Data extracted from a collection
[Start]

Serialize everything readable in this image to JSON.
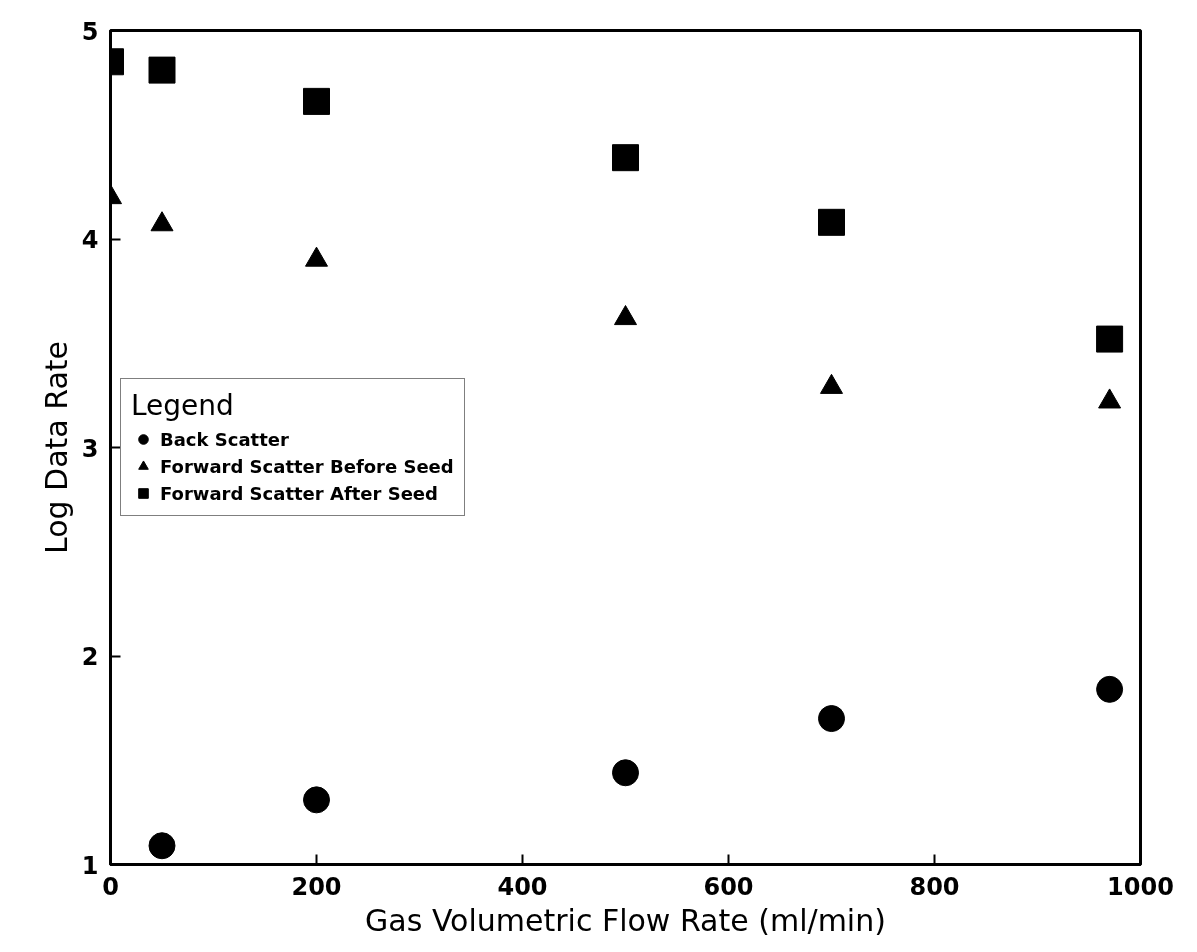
{
  "chart_data": {
    "type": "scatter",
    "xlabel": "Gas Volumetric Flow Rate (ml/min)",
    "ylabel": "Log Data Rate",
    "legend_title": "Legend",
    "xlim": [
      0,
      1000
    ],
    "ylim": [
      1,
      5
    ],
    "xticks": [
      0,
      200,
      400,
      600,
      800,
      1000
    ],
    "yticks": [
      1,
      2,
      3,
      4,
      5
    ],
    "grid": false,
    "legend": "left",
    "series": [
      {
        "name": "Back Scatter",
        "color": "#000000",
        "marker": "circle",
        "x": [
          50,
          200,
          500,
          700,
          970
        ],
        "values": [
          1.09,
          1.31,
          1.44,
          1.7,
          1.84
        ]
      },
      {
        "name": "Forward Scatter Before Seed",
        "color": "#000000",
        "marker": "triangle",
        "x": [
          0,
          50,
          200,
          500,
          700,
          970
        ],
        "values": [
          4.2,
          4.07,
          3.9,
          3.62,
          3.29,
          3.22
        ]
      },
      {
        "name": "Forward Scatter After Seed",
        "color": "#000000",
        "marker": "square",
        "x": [
          0,
          50,
          200,
          500,
          700,
          970
        ],
        "values": [
          4.85,
          4.81,
          4.66,
          4.39,
          4.08,
          3.52
        ]
      }
    ]
  }
}
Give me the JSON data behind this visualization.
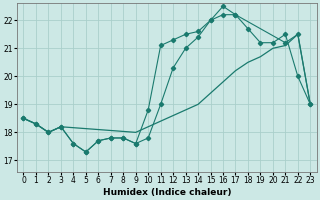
{
  "xlabel": "Humidex (Indice chaleur)",
  "background_color": "#cce8e5",
  "grid_color": "#aacfcb",
  "line_color": "#1a7a6e",
  "xlim": [
    -0.5,
    23.5
  ],
  "ylim": [
    16.6,
    22.6
  ],
  "yticks": [
    17,
    18,
    19,
    20,
    21,
    22
  ],
  "xticks": [
    0,
    1,
    2,
    3,
    4,
    5,
    6,
    7,
    8,
    9,
    10,
    11,
    12,
    13,
    14,
    15,
    16,
    17,
    18,
    19,
    20,
    21,
    22,
    23
  ],
  "line1_x": [
    0,
    1,
    2,
    3,
    4,
    5,
    6,
    7,
    8,
    9,
    10,
    11,
    12,
    13,
    14,
    15,
    16,
    17,
    21,
    22,
    23
  ],
  "line1_y": [
    18.5,
    18.3,
    18.0,
    18.2,
    17.6,
    17.3,
    17.7,
    17.8,
    17.8,
    17.6,
    18.8,
    21.1,
    21.3,
    21.5,
    21.6,
    22.0,
    22.5,
    22.2,
    21.2,
    21.5,
    19.0
  ],
  "line2_x": [
    0,
    1,
    2,
    3,
    4,
    5,
    6,
    7,
    8,
    9,
    10,
    11,
    12,
    13,
    14,
    15,
    16,
    17,
    18,
    19,
    20,
    21,
    22,
    23
  ],
  "line2_y": [
    18.5,
    18.3,
    18.0,
    18.2,
    17.6,
    17.3,
    17.7,
    17.8,
    17.8,
    17.6,
    17.8,
    19.0,
    20.3,
    21.0,
    21.4,
    22.0,
    22.2,
    22.2,
    21.7,
    21.2,
    21.2,
    21.5,
    20.0,
    19.0
  ],
  "line3_x": [
    0,
    1,
    2,
    3,
    9,
    10,
    14,
    17,
    18,
    19,
    20,
    21,
    22,
    23
  ],
  "line3_y": [
    18.5,
    18.3,
    18.0,
    18.2,
    18.0,
    18.2,
    19.0,
    20.2,
    20.5,
    20.7,
    21.0,
    21.1,
    21.5,
    19.0
  ]
}
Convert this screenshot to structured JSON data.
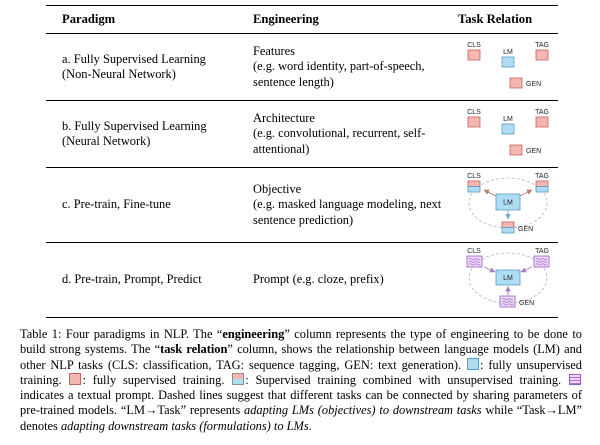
{
  "table": {
    "headers": [
      "Paradigm",
      "Engineering",
      "Task Relation"
    ],
    "rows": [
      {
        "paradigm": [
          "a. Fully Supervised Learning",
          "(Non-Neural Network)"
        ],
        "engineering": [
          "Features",
          "(e.g. word identity, part-of-speech, sentence length)"
        ]
      },
      {
        "paradigm": [
          "b. Fully Supervised Learning",
          "(Neural Network)"
        ],
        "engineering": [
          "Architecture",
          "(e.g. convolutional, recurrent, self-attentional)"
        ]
      },
      {
        "paradigm": [
          "c. Pre-train, Fine-tune"
        ],
        "engineering": [
          "Objective",
          "(e.g. masked language modeling, next sentence prediction)"
        ]
      },
      {
        "paradigm": [
          "d. Pre-train, Prompt, Predict"
        ],
        "engineering": [
          "Prompt (e.g. cloze, prefix)"
        ]
      }
    ]
  },
  "diagram_labels": {
    "cls": "CLS",
    "lm": "LM",
    "tag": "TAG",
    "gen": "GEN"
  },
  "colors": {
    "supervised_pink": "#F5B6B2",
    "unsupervised_blue": "#AEDCF2",
    "prompt_purple": "#EBD7F8"
  },
  "caption": {
    "segments": [
      {
        "t": "text",
        "v": "Table 1: Four paradigms in NLP. The “"
      },
      {
        "t": "bold",
        "v": "engineering"
      },
      {
        "t": "text",
        "v": "” column represents the type of engineering to be done to build strong systems. The “"
      },
      {
        "t": "bold",
        "v": "task relation"
      },
      {
        "t": "text",
        "v": "” column, shows the relationship between language models (LM) and other NLP tasks (CLS: classification, TAG: sequence tagging, GEN: text generation). "
      },
      {
        "t": "icon",
        "v": "blue-box"
      },
      {
        "t": "text",
        "v": ": fully unsupervised training. "
      },
      {
        "t": "icon",
        "v": "pink-box"
      },
      {
        "t": "text",
        "v": ": fully supervised training. "
      },
      {
        "t": "icon",
        "v": "stacked-box"
      },
      {
        "t": "text",
        "v": ": Supervised training combined with unsupervised training. "
      },
      {
        "t": "icon",
        "v": "prompt-box"
      },
      {
        "t": "text",
        "v": " indicates a textual prompt. Dashed lines suggest that different tasks can be connected by sharing parameters of pre-trained models. “LM→Task” represents "
      },
      {
        "t": "italic",
        "v": "adapting LMs (objectives) to downstream tasks"
      },
      {
        "t": "text",
        "v": " while “Task→LM” denotes "
      },
      {
        "t": "italic",
        "v": "adapting downstream tasks (formulations) to LMs"
      },
      {
        "t": "text",
        "v": "."
      }
    ]
  }
}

[End]

• [REQUIREMENTS] Copy every line of the data that holds the string "sentence".

• [RESULT FOR THIS TASK]
          "(e.g. word identity, part-of-speech, sentence length)"
          "(e.g. masked language modeling, next sentence prediction)"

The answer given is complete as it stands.